◆ **Data items**:
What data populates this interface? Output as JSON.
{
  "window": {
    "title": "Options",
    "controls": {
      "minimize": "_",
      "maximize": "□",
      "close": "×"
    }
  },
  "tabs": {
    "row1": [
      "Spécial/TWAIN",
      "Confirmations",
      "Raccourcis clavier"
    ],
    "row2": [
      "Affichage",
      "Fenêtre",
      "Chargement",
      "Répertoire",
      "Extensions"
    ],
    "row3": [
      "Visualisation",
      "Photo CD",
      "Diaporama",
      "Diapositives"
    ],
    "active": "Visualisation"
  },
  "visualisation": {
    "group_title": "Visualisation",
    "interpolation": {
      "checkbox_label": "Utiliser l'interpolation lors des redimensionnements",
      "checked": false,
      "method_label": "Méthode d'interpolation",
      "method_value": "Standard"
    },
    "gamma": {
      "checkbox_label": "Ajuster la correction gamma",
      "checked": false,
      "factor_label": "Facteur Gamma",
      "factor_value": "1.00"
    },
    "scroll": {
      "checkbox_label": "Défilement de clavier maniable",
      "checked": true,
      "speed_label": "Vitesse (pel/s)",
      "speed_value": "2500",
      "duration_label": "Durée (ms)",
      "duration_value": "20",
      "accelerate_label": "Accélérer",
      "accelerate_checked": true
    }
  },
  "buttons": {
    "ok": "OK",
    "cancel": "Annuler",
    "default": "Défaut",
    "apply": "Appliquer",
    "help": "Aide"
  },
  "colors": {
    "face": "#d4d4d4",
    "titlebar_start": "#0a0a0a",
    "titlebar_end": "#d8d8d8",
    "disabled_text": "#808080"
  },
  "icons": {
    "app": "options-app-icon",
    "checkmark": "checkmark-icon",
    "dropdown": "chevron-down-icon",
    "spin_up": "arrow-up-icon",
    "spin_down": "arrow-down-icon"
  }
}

◆ **Set problem**: Write out the data again, exactly and in full.

◆ **Problem solution**:
What data populates this interface? Output as JSON.
{
  "window": {
    "title": "Options",
    "controls": {
      "minimize": "_",
      "maximize": "□",
      "close": "×"
    }
  },
  "tabs": {
    "row1": [
      "Spécial/TWAIN",
      "Confirmations",
      "Raccourcis clavier"
    ],
    "row2": [
      "Affichage",
      "Fenêtre",
      "Chargement",
      "Répertoire",
      "Extensions"
    ],
    "row3": [
      "Visualisation",
      "Photo CD",
      "Diaporama",
      "Diapositives"
    ],
    "active": "Visualisation"
  },
  "visualisation": {
    "group_title": "Visualisation",
    "interpolation": {
      "checkbox_label": "Utiliser l'interpolation lors des redimensionnements",
      "checked": false,
      "method_label": "Méthode d'interpolation",
      "method_value": "Standard"
    },
    "gamma": {
      "checkbox_label": "Ajuster la correction gamma",
      "checked": false,
      "factor_label": "Facteur Gamma",
      "factor_value": "1.00"
    },
    "scroll": {
      "checkbox_label": "Défilement de clavier maniable",
      "checked": true,
      "speed_label": "Vitesse (pel/s)",
      "speed_value": "2500",
      "duration_label": "Durée (ms)",
      "duration_value": "20",
      "accelerate_label": "Accélérer",
      "accelerate_checked": true
    }
  },
  "buttons": {
    "ok": "OK",
    "cancel": "Annuler",
    "default": "Défaut",
    "apply": "Appliquer",
    "help": "Aide"
  },
  "colors": {
    "face": "#d4d4d4",
    "titlebar_start": "#0a0a0a",
    "titlebar_end": "#d8d8d8",
    "disabled_text": "#808080"
  },
  "icons": {
    "app": "options-app-icon",
    "checkmark": "checkmark-icon",
    "dropdown": "chevron-down-icon",
    "spin_up": "arrow-up-icon",
    "spin_down": "arrow-down-icon"
  }
}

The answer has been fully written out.